Records excerpted from a collection:
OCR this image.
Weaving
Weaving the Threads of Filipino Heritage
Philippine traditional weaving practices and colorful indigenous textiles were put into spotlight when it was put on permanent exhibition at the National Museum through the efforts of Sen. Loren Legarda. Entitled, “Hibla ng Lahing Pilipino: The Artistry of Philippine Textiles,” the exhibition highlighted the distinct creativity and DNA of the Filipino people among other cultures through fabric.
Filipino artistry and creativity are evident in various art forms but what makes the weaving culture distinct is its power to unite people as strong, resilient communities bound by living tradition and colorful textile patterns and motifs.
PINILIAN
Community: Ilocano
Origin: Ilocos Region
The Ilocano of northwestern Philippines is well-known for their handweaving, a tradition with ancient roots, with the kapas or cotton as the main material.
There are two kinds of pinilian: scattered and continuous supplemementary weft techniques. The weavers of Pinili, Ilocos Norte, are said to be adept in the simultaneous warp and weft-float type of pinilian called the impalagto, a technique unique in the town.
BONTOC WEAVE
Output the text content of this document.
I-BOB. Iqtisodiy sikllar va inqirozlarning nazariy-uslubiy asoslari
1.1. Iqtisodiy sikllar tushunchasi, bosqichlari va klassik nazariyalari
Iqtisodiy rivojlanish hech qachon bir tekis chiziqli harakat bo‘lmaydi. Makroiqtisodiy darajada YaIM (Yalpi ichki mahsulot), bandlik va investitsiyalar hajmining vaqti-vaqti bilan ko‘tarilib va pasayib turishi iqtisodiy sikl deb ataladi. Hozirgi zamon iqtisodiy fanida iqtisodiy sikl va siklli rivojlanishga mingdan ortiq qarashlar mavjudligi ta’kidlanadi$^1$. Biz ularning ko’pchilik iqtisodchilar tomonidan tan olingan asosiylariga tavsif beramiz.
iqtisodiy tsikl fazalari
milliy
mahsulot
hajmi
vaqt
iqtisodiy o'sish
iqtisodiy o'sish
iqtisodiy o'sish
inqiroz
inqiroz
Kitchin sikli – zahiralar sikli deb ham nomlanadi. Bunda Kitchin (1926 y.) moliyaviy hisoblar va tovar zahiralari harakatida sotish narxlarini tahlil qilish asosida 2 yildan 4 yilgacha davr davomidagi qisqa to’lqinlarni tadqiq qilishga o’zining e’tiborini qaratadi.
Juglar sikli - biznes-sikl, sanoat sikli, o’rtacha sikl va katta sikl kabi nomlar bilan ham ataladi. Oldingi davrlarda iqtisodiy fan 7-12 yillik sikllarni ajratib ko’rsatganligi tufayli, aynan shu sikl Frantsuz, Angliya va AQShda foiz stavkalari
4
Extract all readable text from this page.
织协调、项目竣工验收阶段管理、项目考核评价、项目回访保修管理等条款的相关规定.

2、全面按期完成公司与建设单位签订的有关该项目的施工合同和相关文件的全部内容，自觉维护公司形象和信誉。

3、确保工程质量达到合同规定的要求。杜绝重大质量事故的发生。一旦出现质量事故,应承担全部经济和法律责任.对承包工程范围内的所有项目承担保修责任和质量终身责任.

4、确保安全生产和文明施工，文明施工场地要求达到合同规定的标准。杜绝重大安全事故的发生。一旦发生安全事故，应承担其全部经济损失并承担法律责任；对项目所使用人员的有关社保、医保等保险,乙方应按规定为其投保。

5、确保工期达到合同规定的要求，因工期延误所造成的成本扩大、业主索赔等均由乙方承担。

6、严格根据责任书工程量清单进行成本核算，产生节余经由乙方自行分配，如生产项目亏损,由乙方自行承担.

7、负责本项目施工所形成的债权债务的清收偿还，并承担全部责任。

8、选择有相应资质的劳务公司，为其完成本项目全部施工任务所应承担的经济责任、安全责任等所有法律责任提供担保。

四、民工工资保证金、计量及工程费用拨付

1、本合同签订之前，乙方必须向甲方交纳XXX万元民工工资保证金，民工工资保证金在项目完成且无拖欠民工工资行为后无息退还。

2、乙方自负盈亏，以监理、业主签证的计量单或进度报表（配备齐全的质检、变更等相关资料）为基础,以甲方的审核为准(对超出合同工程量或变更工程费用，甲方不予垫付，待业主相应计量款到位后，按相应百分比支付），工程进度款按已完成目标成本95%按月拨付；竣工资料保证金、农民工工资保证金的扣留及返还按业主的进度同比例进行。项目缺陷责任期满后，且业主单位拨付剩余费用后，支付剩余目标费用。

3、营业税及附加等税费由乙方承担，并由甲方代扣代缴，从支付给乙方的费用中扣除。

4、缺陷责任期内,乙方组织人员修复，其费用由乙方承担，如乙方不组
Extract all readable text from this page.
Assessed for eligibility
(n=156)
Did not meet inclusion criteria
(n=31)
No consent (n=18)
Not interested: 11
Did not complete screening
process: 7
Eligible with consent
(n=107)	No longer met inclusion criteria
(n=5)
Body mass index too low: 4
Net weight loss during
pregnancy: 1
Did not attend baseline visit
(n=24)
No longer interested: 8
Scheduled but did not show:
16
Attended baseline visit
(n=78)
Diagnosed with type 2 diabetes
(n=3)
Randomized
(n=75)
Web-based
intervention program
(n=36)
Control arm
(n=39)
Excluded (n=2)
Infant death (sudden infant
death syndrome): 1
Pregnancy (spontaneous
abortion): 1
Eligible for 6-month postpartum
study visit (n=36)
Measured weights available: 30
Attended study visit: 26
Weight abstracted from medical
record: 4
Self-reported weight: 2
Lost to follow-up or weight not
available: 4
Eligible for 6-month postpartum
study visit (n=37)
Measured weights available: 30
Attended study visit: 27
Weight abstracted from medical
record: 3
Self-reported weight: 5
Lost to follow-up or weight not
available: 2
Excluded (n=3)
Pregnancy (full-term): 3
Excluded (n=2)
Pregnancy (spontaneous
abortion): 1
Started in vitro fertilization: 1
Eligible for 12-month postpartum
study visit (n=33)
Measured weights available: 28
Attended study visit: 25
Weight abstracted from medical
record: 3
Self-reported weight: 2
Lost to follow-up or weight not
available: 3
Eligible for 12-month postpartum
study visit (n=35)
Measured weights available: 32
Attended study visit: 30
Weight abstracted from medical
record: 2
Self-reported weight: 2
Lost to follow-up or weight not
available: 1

Short task — From the entries above, extract every line where the word "Attended" appears.

Response to the exercise —
Attended baseline visit
Attended study visit: 26
Attended study visit: 27
Attended study visit: 25
Attended study visit: 30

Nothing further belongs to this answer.